(What to do): Search the listing below for "Katerini". Copy each matching line.

○ ○ ○ ○ ○ ○ ○

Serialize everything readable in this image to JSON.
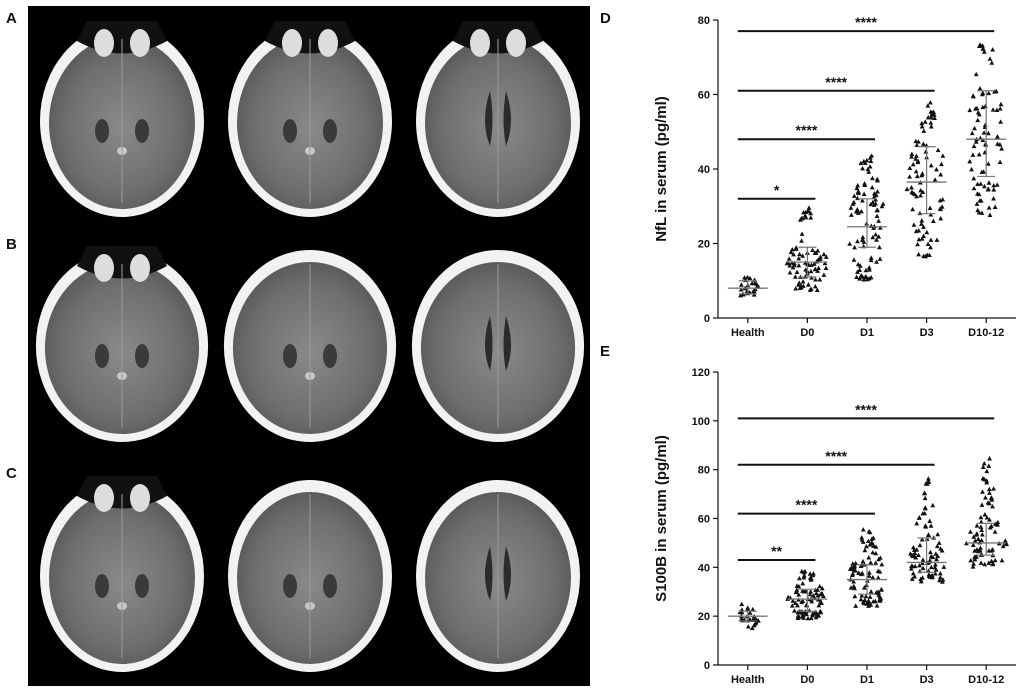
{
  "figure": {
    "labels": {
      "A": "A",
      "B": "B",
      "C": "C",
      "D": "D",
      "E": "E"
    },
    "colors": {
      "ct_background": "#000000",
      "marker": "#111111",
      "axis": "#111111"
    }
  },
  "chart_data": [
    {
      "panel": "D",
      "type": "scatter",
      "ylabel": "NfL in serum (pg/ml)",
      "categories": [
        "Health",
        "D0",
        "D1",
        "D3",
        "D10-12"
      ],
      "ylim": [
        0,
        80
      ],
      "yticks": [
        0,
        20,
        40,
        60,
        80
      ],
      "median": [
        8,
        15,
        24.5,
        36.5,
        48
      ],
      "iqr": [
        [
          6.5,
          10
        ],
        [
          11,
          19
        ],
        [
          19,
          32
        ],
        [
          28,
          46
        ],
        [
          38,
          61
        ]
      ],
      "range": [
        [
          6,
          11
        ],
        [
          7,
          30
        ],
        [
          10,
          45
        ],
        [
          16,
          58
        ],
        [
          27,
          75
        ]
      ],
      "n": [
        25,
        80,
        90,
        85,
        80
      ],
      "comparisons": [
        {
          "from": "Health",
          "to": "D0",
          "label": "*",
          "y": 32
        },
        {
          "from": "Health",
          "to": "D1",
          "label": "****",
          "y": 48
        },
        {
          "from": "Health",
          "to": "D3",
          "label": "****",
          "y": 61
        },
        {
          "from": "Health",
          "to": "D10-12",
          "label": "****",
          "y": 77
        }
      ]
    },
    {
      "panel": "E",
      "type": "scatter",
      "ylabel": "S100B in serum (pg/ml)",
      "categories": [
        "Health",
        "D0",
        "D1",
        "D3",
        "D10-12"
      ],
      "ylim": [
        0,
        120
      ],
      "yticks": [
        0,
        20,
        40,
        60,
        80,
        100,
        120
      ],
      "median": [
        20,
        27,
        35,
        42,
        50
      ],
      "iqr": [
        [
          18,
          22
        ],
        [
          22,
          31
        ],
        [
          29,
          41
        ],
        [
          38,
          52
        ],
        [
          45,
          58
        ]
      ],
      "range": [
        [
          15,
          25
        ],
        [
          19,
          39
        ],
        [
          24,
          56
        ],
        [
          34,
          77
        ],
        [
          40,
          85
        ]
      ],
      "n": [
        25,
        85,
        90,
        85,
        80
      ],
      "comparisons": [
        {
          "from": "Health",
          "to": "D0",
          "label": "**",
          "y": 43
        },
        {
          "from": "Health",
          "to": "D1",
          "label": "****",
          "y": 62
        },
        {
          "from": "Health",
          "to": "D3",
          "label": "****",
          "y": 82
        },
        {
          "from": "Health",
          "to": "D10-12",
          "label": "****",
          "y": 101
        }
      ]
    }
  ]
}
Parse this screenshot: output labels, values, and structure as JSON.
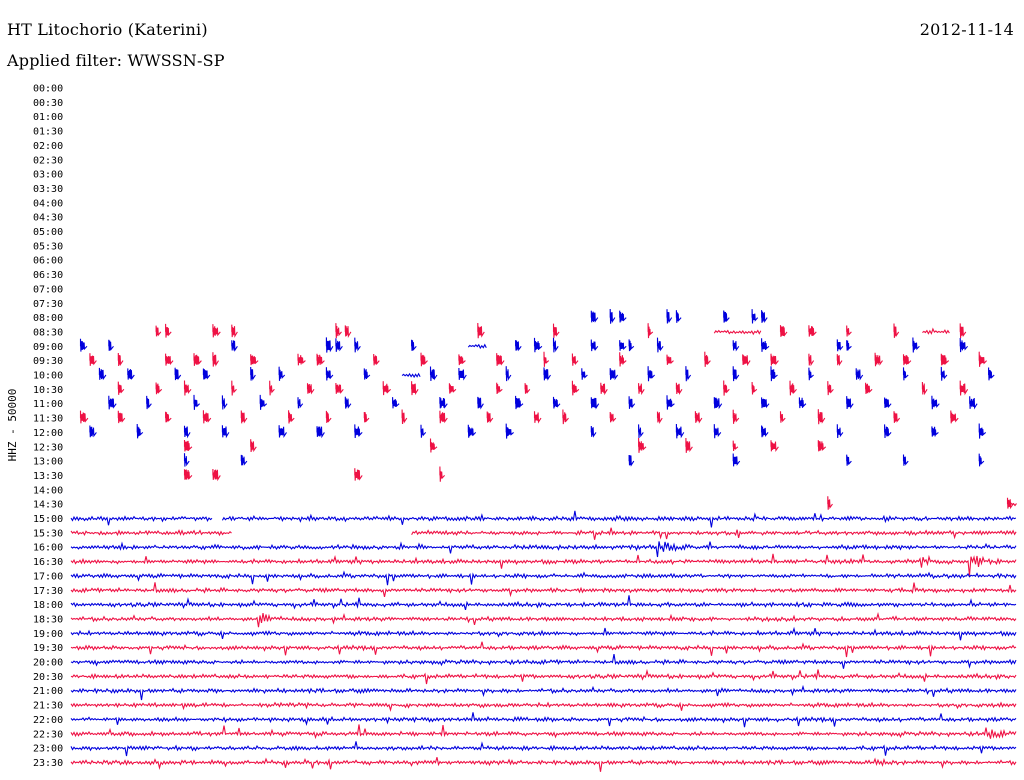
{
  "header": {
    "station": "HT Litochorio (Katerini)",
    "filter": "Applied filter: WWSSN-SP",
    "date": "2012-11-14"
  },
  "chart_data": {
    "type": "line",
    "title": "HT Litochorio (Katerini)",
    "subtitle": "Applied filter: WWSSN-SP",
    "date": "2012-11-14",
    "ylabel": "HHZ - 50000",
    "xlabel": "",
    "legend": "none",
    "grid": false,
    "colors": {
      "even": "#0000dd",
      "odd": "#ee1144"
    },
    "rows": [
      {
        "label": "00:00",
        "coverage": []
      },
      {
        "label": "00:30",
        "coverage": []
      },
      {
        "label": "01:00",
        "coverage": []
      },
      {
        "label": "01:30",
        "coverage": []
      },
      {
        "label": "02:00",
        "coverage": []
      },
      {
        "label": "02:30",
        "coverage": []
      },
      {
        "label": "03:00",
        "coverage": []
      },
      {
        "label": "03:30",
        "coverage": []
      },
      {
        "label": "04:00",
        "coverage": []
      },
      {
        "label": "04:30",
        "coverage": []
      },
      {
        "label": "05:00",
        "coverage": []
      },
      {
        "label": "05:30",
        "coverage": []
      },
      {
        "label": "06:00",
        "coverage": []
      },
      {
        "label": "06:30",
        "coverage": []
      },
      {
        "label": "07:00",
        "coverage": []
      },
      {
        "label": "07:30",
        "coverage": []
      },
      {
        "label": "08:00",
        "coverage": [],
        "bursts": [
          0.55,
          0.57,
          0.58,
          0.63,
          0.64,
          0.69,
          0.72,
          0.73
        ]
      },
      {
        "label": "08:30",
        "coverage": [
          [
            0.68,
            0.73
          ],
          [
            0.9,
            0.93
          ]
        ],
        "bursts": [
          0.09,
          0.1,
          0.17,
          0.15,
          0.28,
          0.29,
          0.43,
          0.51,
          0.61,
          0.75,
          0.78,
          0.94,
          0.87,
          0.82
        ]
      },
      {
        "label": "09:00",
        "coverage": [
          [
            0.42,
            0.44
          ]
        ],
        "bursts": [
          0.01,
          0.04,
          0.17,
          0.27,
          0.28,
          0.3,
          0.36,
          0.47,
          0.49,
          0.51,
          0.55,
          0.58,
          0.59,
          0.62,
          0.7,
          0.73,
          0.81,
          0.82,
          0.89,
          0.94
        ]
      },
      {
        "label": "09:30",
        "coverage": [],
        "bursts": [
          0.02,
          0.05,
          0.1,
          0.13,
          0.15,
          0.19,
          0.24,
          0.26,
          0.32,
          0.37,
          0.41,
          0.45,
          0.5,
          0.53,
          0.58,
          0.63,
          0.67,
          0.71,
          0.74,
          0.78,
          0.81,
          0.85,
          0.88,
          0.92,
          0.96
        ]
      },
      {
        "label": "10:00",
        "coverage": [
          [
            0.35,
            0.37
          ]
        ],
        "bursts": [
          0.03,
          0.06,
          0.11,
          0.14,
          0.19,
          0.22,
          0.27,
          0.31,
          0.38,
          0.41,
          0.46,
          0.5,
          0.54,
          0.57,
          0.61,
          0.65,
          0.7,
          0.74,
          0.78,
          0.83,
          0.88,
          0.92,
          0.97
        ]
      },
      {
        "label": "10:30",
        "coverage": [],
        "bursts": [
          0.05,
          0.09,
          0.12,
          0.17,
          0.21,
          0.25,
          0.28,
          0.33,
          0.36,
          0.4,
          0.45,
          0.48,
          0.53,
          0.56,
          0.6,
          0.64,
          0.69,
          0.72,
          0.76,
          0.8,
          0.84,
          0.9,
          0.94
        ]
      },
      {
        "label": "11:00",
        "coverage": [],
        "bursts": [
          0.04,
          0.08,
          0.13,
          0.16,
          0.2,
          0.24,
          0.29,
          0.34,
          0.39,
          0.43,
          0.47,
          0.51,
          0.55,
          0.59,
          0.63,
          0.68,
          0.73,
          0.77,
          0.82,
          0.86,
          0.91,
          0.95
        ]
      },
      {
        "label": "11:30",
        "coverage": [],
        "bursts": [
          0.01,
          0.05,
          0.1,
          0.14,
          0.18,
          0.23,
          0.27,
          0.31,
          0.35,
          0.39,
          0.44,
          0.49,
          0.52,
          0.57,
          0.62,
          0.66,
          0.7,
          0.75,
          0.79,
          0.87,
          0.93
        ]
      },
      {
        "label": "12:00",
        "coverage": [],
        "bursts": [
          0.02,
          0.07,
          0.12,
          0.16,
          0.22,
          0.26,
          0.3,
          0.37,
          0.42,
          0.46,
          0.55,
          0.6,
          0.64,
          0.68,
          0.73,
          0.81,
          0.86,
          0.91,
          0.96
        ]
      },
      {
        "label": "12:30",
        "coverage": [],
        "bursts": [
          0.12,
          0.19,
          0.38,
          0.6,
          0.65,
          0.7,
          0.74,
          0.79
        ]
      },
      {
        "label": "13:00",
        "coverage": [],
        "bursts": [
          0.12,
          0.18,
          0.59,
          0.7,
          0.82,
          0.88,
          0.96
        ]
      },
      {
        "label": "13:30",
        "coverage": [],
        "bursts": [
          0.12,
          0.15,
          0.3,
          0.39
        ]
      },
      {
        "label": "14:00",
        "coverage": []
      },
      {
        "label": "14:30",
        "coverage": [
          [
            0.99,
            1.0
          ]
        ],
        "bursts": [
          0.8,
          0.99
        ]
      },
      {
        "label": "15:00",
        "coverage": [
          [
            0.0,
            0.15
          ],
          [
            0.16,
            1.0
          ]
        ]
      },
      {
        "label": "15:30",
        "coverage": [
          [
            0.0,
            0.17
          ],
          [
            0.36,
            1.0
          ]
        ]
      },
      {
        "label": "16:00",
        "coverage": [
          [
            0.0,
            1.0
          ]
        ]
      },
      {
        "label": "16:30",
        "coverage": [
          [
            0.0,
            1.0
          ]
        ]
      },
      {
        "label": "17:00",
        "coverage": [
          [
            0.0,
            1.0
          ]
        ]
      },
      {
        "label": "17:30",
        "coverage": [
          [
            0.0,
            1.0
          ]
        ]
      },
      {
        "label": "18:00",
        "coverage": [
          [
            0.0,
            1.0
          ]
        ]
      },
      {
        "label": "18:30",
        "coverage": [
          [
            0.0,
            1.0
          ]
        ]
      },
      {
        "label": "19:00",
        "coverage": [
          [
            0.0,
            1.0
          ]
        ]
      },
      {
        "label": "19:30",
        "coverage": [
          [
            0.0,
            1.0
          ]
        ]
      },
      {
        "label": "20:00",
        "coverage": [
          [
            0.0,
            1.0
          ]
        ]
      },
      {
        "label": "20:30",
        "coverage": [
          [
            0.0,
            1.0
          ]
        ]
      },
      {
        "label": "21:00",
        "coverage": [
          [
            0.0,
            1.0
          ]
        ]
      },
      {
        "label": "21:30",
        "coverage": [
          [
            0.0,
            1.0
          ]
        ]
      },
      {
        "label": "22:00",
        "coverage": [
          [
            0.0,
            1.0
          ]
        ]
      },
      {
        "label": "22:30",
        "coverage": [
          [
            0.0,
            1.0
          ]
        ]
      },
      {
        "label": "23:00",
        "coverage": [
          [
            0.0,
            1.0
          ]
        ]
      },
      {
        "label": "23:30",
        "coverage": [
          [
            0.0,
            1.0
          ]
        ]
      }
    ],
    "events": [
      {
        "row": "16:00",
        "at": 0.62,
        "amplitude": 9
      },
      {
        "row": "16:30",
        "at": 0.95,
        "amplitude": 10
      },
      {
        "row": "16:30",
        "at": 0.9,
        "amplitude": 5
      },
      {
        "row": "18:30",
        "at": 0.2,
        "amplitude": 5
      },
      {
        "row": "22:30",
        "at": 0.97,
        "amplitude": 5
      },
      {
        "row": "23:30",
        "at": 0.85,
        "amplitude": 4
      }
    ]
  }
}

○ ○ ○ ○ ○ ○ ○

(Result of the exercise):
    "station": "HT Litochorio (Katerini)",
    "title": "HT Litochorio (Katerini)",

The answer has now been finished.